## AVAILABLE RECORDS
▶

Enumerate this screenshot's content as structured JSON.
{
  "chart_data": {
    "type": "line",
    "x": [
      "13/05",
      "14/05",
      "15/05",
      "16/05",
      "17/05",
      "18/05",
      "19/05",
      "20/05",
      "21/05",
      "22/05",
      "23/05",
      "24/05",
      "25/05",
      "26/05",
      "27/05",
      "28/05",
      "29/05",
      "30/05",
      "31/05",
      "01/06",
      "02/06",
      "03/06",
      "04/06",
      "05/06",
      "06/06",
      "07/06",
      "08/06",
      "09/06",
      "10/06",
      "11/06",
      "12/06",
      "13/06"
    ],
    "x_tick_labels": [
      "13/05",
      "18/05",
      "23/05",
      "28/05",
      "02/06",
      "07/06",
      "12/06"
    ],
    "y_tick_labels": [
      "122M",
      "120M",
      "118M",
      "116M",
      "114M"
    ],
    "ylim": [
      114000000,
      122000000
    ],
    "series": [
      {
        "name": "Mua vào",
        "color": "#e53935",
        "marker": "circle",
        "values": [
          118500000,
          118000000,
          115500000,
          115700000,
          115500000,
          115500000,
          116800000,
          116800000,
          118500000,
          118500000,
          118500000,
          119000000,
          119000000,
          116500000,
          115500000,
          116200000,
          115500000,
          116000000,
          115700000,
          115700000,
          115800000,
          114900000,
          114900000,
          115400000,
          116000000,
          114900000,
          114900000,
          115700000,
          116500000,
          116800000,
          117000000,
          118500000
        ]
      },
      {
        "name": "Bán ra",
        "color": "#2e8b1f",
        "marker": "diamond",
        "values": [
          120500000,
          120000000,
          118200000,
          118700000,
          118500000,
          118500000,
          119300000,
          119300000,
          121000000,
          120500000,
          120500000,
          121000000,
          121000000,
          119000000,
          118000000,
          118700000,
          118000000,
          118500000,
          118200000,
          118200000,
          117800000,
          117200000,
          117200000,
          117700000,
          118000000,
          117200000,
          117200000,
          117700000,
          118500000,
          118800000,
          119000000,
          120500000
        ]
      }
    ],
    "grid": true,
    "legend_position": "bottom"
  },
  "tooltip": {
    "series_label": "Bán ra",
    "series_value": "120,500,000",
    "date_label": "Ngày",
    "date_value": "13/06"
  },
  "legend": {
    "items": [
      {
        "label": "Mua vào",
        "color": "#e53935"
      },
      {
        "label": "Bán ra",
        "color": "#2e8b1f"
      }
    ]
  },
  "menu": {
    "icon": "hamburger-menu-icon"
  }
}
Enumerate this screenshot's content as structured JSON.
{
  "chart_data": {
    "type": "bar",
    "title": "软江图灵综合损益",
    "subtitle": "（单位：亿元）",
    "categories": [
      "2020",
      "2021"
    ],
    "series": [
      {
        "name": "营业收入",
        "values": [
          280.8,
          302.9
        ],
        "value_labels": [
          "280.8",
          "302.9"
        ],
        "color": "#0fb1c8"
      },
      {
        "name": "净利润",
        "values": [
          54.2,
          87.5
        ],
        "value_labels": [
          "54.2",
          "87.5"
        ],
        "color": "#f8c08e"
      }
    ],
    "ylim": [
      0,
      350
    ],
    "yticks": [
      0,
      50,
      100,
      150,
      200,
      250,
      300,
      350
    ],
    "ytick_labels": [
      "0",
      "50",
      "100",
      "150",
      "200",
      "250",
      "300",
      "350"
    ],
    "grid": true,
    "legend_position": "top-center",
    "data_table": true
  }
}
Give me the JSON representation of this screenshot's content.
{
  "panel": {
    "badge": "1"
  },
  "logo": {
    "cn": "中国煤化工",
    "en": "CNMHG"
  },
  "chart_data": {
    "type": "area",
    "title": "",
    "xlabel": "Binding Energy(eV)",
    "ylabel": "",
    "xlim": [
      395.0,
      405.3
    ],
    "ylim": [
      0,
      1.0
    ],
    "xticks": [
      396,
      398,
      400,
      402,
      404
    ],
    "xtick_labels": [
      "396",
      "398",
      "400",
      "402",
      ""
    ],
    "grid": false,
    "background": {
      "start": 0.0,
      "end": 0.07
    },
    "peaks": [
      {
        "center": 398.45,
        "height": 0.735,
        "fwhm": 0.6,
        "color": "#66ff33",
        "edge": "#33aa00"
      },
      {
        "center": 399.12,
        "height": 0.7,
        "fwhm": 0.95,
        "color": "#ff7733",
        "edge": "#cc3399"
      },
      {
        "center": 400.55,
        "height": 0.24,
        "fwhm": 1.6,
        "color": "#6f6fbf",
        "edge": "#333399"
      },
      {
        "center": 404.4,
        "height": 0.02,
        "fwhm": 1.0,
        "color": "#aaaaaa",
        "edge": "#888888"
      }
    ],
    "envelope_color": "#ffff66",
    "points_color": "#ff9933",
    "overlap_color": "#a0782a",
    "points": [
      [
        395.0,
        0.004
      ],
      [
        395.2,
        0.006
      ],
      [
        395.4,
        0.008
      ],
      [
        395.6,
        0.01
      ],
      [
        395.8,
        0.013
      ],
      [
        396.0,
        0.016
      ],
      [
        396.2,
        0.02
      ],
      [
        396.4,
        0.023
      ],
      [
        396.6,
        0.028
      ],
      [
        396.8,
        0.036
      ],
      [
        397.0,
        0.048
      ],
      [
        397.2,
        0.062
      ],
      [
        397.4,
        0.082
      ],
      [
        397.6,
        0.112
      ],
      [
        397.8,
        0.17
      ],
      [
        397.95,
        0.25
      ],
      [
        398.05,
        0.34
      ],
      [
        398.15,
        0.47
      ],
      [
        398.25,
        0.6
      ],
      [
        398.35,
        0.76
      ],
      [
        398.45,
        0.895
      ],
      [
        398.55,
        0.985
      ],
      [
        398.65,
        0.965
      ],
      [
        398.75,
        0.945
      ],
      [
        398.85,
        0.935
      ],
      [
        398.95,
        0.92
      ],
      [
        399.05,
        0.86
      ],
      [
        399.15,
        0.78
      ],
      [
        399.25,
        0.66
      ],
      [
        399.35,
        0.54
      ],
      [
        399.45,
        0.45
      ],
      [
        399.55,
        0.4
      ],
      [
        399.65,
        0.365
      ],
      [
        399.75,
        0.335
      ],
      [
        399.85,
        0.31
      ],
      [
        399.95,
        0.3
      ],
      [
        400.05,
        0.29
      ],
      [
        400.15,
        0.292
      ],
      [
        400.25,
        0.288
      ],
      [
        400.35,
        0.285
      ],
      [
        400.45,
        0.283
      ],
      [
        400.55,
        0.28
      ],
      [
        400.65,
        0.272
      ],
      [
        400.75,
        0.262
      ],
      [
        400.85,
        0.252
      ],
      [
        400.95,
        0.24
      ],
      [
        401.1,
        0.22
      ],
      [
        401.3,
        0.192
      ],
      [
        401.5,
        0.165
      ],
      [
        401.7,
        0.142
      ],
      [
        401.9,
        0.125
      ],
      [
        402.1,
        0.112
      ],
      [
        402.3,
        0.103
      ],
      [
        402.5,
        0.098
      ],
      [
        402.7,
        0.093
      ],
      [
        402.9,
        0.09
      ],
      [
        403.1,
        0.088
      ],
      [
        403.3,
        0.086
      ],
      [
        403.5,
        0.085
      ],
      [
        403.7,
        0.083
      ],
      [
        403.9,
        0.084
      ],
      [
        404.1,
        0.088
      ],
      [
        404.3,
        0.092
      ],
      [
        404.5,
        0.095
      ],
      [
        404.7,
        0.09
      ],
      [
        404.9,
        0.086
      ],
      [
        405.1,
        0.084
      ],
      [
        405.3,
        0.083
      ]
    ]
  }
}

◀

## REQUIREMENTS
Set down the entries above again, word for word.

## FINAL RESULT
Enumerate this screenshot's content as structured JSON.
{
  "chart_data": {
    "type": "line",
    "x": [
      "13/05",
      "14/05",
      "15/05",
      "16/05",
      "17/05",
      "18/05",
      "19/05",
      "20/05",
      "21/05",
      "22/05",
      "23/05",
      "24/05",
      "25/05",
      "26/05",
      "27/05",
      "28/05",
      "29/05",
      "30/05",
      "31/05",
      "01/06",
      "02/06",
      "03/06",
      "04/06",
      "05/06",
      "06/06",
      "07/06",
      "08/06",
      "09/06",
      "10/06",
      "11/06",
      "12/06",
      "13/06"
    ],
    "x_tick_labels": [
      "13/05",
      "18/05",
      "23/05",
      "28/05",
      "02/06",
      "07/06",
      "12/06"
    ],
    "y_tick_labels": [
      "122M",
      "120M",
      "118M",
      "116M",
      "114M"
    ],
    "ylim": [
      114000000,
      122000000
    ],
    "series": [
      {
        "name": "Mua vào",
        "color": "#e53935",
        "marker": "circle",
        "values": [
          118500000,
          118000000,
          115500000,
          115700000,
          115500000,
          115500000,
          116800000,
          116800000,
          118500000,
          118500000,
          118500000,
          119000000,
          119000000,
          116500000,
          115500000,
          116200000,
          115500000,
          116000000,
          115700000,
          115700000,
          115800000,
          114900000,
          114900000,
          115400000,
          116000000,
          114900000,
          114900000,
          115700000,
          116500000,
          116800000,
          117000000,
          118500000
        ]
      },
      {
        "name": "Bán ra",
        "color": "#2e8b1f",
        "marker": "diamond",
        "values": [
          120500000,
          120000000,
          118200000,
          118700000,
          118500000,
          118500000,
          119300000,
          119300000,
          121000000,
          120500000,
          120500000,
          121000000,
          121000000,
          119000000,
          118000000,
          118700000,
          118000000,
          118500000,
          118200000,
          118200000,
          117800000,
          117200000,
          117200000,
          117700000,
          118000000,
          117200000,
          117200000,
          117700000,
          118500000,
          118800000,
          119000000,
          120500000
        ]
      }
    ],
    "grid": true,
    "legend_position": "bottom"
  },
  "tooltip": {
    "series_label": "Bán ra",
    "series_value": "120,500,000",
    "date_label": "Ngày",
    "date_value": "13/06"
  },
  "legend": {
    "items": [
      {
        "label": "Mua vào",
        "color": "#e53935"
      },
      {
        "label": "Bán ra",
        "color": "#2e8b1f"
      }
    ]
  },
  "menu": {
    "icon": "hamburger-menu-icon"
  }
}
Enumerate this screenshot's content as structured JSON.
{
  "chart_data": {
    "type": "bar",
    "title": "软江图灵综合损益",
    "subtitle": "（单位：亿元）",
    "categories": [
      "2020",
      "2021"
    ],
    "series": [
      {
        "name": "营业收入",
        "values": [
          280.8,
          302.9
        ],
        "value_labels": [
          "280.8",
          "302.9"
        ],
        "color": "#0fb1c8"
      },
      {
        "name": "净利润",
        "values": [
          54.2,
          87.5
        ],
        "value_labels": [
          "54.2",
          "87.5"
        ],
        "color": "#f8c08e"
      }
    ],
    "ylim": [
      0,
      350
    ],
    "yticks": [
      0,
      50,
      100,
      150,
      200,
      250,
      300,
      350
    ],
    "ytick_labels": [
      "0",
      "50",
      "100",
      "150",
      "200",
      "250",
      "300",
      "350"
    ],
    "grid": true,
    "legend_position": "top-center",
    "data_table": true
  }
}
Give me the JSON representation of this screenshot's content.
{
  "panel": {
    "badge": "1"
  },
  "logo": {
    "cn": "中国煤化工",
    "en": "CNMHG"
  },
  "chart_data": {
    "type": "area",
    "title": "",
    "xlabel": "Binding Energy(eV)",
    "ylabel": "",
    "xlim": [
      395.0,
      405.3
    ],
    "ylim": [
      0,
      1.0
    ],
    "xticks": [
      396,
      398,
      400,
      402,
      404
    ],
    "xtick_labels": [
      "396",
      "398",
      "400",
      "402",
      ""
    ],
    "grid": false,
    "background": {
      "start": 0.0,
      "end": 0.07
    },
    "peaks": [
      {
        "center": 398.45,
        "height": 0.735,
        "fwhm": 0.6,
        "color": "#66ff33",
        "edge": "#33aa00"
      },
      {
        "center": 399.12,
        "height": 0.7,
        "fwhm": 0.95,
        "color": "#ff7733",
        "edge": "#cc3399"
      },
      {
        "center": 400.55,
        "height": 0.24,
        "fwhm": 1.6,
        "color": "#6f6fbf",
        "edge": "#333399"
      },
      {
        "center": 404.4,
        "height": 0.02,
        "fwhm": 1.0,
        "color": "#aaaaaa",
        "edge": "#888888"
      }
    ],
    "envelope_color": "#ffff66",
    "points_color": "#ff9933",
    "overlap_color": "#a0782a",
    "points": [
      [
        395.0,
        0.004
      ],
      [
        395.2,
        0.006
      ],
      [
        395.4,
        0.008
      ],
      [
        395.6,
        0.01
      ],
      [
        395.8,
        0.013
      ],
      [
        396.0,
        0.016
      ],
      [
        396.2,
        0.02
      ],
      [
        396.4,
        0.023
      ],
      [
        396.6,
        0.028
      ],
      [
        396.8,
        0.036
      ],
      [
        397.0,
        0.048
      ],
      [
        397.2,
        0.062
      ],
      [
        397.4,
        0.082
      ],
      [
        397.6,
        0.112
      ],
      [
        397.8,
        0.17
      ],
      [
        397.95,
        0.25
      ],
      [
        398.05,
        0.34
      ],
      [
        398.15,
        0.47
      ],
      [
        398.25,
        0.6
      ],
      [
        398.35,
        0.76
      ],
      [
        398.45,
        0.895
      ],
      [
        398.55,
        0.985
      ],
      [
        398.65,
        0.965
      ],
      [
        398.75,
        0.945
      ],
      [
        398.85,
        0.935
      ],
      [
        398.95,
        0.92
      ],
      [
        399.05,
        0.86
      ],
      [
        399.15,
        0.78
      ],
      [
        399.25,
        0.66
      ],
      [
        399.35,
        0.54
      ],
      [
        399.45,
        0.45
      ],
      [
        399.55,
        0.4
      ],
      [
        399.65,
        0.365
      ],
      [
        399.75,
        0.335
      ],
      [
        399.85,
        0.31
      ],
      [
        399.95,
        0.3
      ],
      [
        400.05,
        0.29
      ],
      [
        400.15,
        0.292
      ],
      [
        400.25,
        0.288
      ],
      [
        400.35,
        0.285
      ],
      [
        400.45,
        0.283
      ],
      [
        400.55,
        0.28
      ],
      [
        400.65,
        0.272
      ],
      [
        400.75,
        0.262
      ],
      [
        400.85,
        0.252
      ],
      [
        400.95,
        0.24
      ],
      [
        401.1,
        0.22
      ],
      [
        401.3,
        0.192
      ],
      [
        401.5,
        0.165
      ],
      [
        401.7,
        0.142
      ],
      [
        401.9,
        0.125
      ],
      [
        402.1,
        0.112
      ],
      [
        402.3,
        0.103
      ],
      [
        402.5,
        0.098
      ],
      [
        402.7,
        0.093
      ],
      [
        402.9,
        0.09
      ],
      [
        403.1,
        0.088
      ],
      [
        403.3,
        0.086
      ],
      [
        403.5,
        0.085
      ],
      [
        403.7,
        0.083
      ],
      [
        403.9,
        0.084
      ],
      [
        404.1,
        0.088
      ],
      [
        404.3,
        0.092
      ],
      [
        404.5,
        0.095
      ],
      [
        404.7,
        0.09
      ],
      [
        404.9,
        0.086
      ],
      [
        405.1,
        0.084
      ],
      [
        405.3,
        0.083
      ]
    ]
  }
}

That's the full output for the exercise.